#### Exercise brief:
Copy word for word the passage in the article below on China's slowing growth, from "Chinese growth hits" to "and external situation.".

#### Text for analysis:

+++++

Chinese growth hits slowest rate since 1990
President Xi Jinping stressed the need to maintain political stability in an unusual meeting of China’s top leaders -- a fresh sign the ruling party is growing concerned about the social implications of the slowing economy.
Xi told a “seminar” of top provincial leaders and ministers in Beijing on Monday that the Communist Party needed greater efforts “to prevent and resolve major risks,” the official Xinhua News Agency said. He said areas of concern facing the leadership ranged from politics and ideology to the economy, environment and external situation.
“The party is facing long-term and complex tests in terms of maintaining long-term rule, reform and opening-up, a market-driven economy, and within the external environment,” Xi said, according to Xinhua. “The party is facing sharp and serious dangers of a slackness in spirit, lack of ability, distance from the people, and being passive and corrupt. This is an overall judgment based on the actual situation.”
Although Xi has issued similar warnings, including in February 2018, Monday’s statements contained signs of greater urgency. The mention of the “serious” threats to the party’s “long-standing rule” appeared new. A full transcript of his remarks to the closed-door gathering wasn’t immediately available.
“Xi is seeing more and more red flashes on his monitor as things on many fronts go wrong,” said Ether Yin, partner at Beijing based consultancy Trivium China. “He wanted to draw the whole system’s attention to that.”
The meeting was held on the same day that China reported its slowest quarterly economic growth since the depths of the global financial crisis in 2009. The data underscored concerns that the decades-long economic expansion that helped the ruling party outlast most other communist regimes may be running out of steam.
Chinese leaders are also coping with a more confrontational U.S. under President Donald Trump, who has slapped tariffs on hundreds of billions worth of dollars of Chinese goods, roiling financial markets around the world. Xi faces added pressure to personally resolve the issues after obtaining a constitutional change that allows him to rule indefinitely.
The meeting appears to have been scheduled recently, since several provincial legislatures rescheduled their annual meetings to accommodate the event. State media offered no advance notice of the gathering.
While Xi has occasionally assembled the party’s more than 200-member Central Committee to “study” pressing issues, this was the first such seminar held without convening a full meeting of the body. A Central Committee meeting known as a plenum was expected late last year -- a point in the political cycle when the party usually tackles economic policies -- but has yet to be announced.
Communist leaders are facing a year rich with sensitive dates, including the 70th anniversary of the country’s founding on Oct. 1 and the 30th anniversary of the party’s crackdown on democracy activists in Tiananmen Square on June 4. Such occasions have sometimes helped coalesce criticism of the regime, and China often rounds up dissidents in advance.
“That’s a cocktail that could be explosive as people realize the CCP is no longer delivering the goods on the social contract,” said Dennis Wilder, a professor at Georgetown University and former senior director for Asia on the National Security Council. “The slowdown of the economy to rates not experienced in the reform area is uncharted territory for this generation of leaders of the Communist Party.”

+++++

(Data for document structure recognition)
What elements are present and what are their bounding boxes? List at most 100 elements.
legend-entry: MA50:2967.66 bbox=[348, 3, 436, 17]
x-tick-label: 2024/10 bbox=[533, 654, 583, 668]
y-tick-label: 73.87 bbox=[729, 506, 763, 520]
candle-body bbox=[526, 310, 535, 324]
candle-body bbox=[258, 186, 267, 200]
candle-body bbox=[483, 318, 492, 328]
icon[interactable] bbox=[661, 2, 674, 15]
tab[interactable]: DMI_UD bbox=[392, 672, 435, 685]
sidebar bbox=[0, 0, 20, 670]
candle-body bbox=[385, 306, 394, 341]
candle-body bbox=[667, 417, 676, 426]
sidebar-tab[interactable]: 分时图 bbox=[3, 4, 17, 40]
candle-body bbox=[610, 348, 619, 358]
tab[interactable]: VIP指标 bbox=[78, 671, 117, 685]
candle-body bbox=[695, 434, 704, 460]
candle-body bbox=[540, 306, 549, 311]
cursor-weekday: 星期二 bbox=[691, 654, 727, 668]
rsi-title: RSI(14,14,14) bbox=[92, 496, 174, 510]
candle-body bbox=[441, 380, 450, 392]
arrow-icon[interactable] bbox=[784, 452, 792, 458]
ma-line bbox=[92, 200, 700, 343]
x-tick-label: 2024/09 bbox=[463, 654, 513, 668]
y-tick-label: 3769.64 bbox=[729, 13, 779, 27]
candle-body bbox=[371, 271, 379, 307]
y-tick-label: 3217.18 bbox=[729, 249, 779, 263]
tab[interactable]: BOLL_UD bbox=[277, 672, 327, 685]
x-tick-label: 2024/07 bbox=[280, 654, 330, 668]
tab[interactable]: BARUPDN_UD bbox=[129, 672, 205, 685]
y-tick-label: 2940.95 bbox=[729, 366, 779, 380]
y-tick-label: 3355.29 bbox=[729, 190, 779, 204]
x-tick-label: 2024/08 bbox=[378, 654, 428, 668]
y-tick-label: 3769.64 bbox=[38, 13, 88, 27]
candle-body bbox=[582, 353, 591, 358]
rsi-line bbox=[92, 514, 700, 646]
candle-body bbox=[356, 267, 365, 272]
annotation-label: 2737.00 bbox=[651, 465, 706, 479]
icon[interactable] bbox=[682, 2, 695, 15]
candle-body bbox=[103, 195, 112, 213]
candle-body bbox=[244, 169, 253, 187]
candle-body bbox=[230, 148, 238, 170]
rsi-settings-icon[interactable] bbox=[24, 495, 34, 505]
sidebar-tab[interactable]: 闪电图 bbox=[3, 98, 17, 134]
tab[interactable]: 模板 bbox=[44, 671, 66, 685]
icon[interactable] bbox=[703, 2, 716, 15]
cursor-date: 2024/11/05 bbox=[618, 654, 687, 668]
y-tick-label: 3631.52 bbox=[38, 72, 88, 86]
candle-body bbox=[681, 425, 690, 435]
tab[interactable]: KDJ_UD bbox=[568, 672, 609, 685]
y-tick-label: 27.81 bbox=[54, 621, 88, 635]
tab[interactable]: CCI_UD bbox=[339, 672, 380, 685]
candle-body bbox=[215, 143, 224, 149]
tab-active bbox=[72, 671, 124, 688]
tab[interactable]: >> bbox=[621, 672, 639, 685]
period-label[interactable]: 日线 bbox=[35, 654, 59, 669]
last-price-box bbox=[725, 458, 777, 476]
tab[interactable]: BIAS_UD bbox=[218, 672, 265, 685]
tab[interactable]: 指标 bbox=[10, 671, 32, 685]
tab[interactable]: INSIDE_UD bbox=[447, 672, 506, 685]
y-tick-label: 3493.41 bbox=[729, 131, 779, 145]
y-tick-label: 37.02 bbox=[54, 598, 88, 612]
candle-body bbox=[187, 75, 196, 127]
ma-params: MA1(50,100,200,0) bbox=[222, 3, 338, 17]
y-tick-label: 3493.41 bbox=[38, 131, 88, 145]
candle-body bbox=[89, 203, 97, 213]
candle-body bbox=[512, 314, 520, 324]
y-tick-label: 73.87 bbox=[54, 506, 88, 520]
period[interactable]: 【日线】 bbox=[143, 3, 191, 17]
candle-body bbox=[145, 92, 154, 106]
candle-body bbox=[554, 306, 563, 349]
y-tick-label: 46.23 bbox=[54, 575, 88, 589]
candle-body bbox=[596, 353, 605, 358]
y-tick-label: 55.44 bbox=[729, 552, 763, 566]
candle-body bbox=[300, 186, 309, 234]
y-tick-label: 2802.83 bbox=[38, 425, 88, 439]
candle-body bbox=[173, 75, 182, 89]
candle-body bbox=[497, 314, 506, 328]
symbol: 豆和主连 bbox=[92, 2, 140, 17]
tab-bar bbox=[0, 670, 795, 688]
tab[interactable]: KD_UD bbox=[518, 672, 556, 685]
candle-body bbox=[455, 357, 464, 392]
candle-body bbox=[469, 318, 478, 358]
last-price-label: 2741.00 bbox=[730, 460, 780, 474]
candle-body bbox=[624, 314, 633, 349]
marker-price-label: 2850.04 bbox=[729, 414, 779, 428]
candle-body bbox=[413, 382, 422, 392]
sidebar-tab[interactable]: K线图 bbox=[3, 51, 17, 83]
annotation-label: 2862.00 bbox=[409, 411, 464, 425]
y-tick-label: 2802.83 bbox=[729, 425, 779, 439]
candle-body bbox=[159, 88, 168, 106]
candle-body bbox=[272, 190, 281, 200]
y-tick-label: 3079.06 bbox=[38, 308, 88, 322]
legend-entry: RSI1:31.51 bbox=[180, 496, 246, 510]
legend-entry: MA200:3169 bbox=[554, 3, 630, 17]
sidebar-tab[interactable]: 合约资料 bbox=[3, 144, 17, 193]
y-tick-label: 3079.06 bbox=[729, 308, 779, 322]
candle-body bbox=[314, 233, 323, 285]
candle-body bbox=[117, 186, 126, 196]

+++++

#### Completed exercise:
Chinese growth hits slowest rate since 1990
President Xi Jinping stressed the need to maintain political stability in an unusual meeting of China’s top leaders -- a fresh sign the ruling party is growing concerned about the social implications of the slowing economy.
Xi told a “seminar” of top provincial leaders and ministers in Beijing on Monday that the Communist Party needed greater efforts “to prevent and resolve major risks,” the official Xinhua News Agency said. He said areas of concern facing the leadership ranged from politics and ideology to the economy, environment and external situation.